> [Figure record listings]:
++++++++++++++++++++

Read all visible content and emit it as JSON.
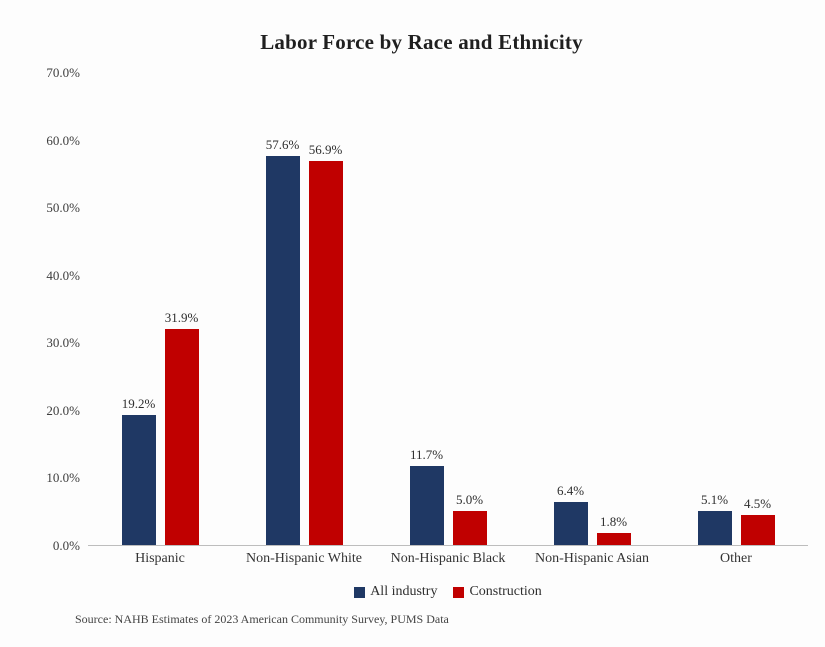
{
  "title": "Labor Force by Race and Ethnicity",
  "source_note": "Source: NAHB Estimates of 2023 American Community Survey, PUMS Data",
  "chart_data": {
    "type": "bar",
    "title": "Labor Force by Race and Ethnicity",
    "xlabel": "",
    "ylabel": "",
    "ylim": [
      0,
      70
    ],
    "grid": false,
    "legend_position": "bottom",
    "categories": [
      "Hispanic",
      "Non-Hispanic White",
      "Non-Hispanic Black",
      "Non-Hispanic Asian",
      "Other"
    ],
    "series": [
      {
        "name": "All industry",
        "color": "#1F3864",
        "values": [
          19.2,
          57.6,
          11.7,
          6.4,
          5.1
        ],
        "labels": [
          "19.2%",
          "57.6%",
          "11.7%",
          "6.4%",
          "5.1%"
        ]
      },
      {
        "name": "Construction",
        "color": "#C00000",
        "values": [
          31.9,
          56.9,
          5.0,
          1.8,
          4.5
        ],
        "labels": [
          "31.9%",
          "56.9%",
          "5.0%",
          "1.8%",
          "4.5%"
        ]
      }
    ],
    "yticks": [
      {
        "value": 0,
        "label": "0.0%"
      },
      {
        "value": 10,
        "label": "10.0%"
      },
      {
        "value": 20,
        "label": "20.0%"
      },
      {
        "value": 30,
        "label": "30.0%"
      },
      {
        "value": 40,
        "label": "40.0%"
      },
      {
        "value": 50,
        "label": "50.0%"
      },
      {
        "value": 60,
        "label": "60.0%"
      },
      {
        "value": 70,
        "label": "70.0%"
      }
    ]
  }
}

++++++++++++++++++++

> [WHAT IS REQUIRED]:
Copy every line of the listing that includes the string "Labor".

> [THE REPLY]:
  "title": "Labor Force by Race and Ethnicity",
    "title": "Labor Force by Race and Ethnicity",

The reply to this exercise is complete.